Exercise
Make an exact copy of all the data.

[Collection entries]
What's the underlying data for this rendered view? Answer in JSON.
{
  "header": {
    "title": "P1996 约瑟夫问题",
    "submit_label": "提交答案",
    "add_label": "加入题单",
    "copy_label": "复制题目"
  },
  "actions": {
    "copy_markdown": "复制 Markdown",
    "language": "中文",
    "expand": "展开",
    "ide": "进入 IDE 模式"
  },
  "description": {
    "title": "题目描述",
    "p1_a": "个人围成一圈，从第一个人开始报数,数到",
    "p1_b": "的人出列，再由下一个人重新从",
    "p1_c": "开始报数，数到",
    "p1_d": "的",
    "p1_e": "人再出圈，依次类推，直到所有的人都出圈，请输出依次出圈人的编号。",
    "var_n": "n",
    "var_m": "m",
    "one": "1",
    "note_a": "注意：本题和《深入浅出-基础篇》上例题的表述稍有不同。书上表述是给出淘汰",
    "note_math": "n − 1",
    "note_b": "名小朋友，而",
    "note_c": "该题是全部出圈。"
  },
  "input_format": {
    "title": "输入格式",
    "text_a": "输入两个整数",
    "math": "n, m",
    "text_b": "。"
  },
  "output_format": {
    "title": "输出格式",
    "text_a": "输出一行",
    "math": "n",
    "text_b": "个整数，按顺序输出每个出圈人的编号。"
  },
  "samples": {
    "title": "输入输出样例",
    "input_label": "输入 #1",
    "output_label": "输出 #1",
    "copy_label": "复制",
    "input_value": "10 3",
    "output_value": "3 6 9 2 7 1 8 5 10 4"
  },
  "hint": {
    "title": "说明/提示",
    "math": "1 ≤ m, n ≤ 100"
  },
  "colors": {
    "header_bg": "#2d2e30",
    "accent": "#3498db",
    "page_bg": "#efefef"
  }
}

Answer below
What's the underlying data for this rendered view? Answer in JSON.
{
  "header": {
    "title": "P1996 约瑟夫问题",
    "submit_label": "提交答案",
    "add_label": "加入题单",
    "copy_label": "复制题目"
  },
  "actions": {
    "copy_markdown": "复制 Markdown",
    "language": "中文",
    "expand": "展开",
    "ide": "进入 IDE 模式"
  },
  "description": {
    "title": "题目描述",
    "p1_a": "个人围成一圈，从第一个人开始报数,数到",
    "p1_b": "的人出列，再由下一个人重新从",
    "p1_c": "开始报数，数到",
    "p1_d": "的",
    "p1_e": "人再出圈，依次类推，直到所有的人都出圈，请输出依次出圈人的编号。",
    "var_n": "n",
    "var_m": "m",
    "one": "1",
    "note_a": "注意：本题和《深入浅出-基础篇》上例题的表述稍有不同。书上表述是给出淘汰",
    "note_math": "n − 1",
    "note_b": "名小朋友，而",
    "note_c": "该题是全部出圈。"
  },
  "input_format": {
    "title": "输入格式",
    "text_a": "输入两个整数",
    "math": "n, m",
    "text_b": "。"
  },
  "output_format": {
    "title": "输出格式",
    "text_a": "输出一行",
    "math": "n",
    "text_b": "个整数，按顺序输出每个出圈人的编号。"
  },
  "samples": {
    "title": "输入输出样例",
    "input_label": "输入 #1",
    "output_label": "输出 #1",
    "copy_label": "复制",
    "input_value": "10 3",
    "output_value": "3 6 9 2 7 1 8 5 10 4"
  },
  "hint": {
    "title": "说明/提示",
    "math": "1 ≤ m, n ≤ 100"
  },
  "colors": {
    "header_bg": "#2d2e30",
    "accent": "#3498db",
    "page_bg": "#efefef"
  }
}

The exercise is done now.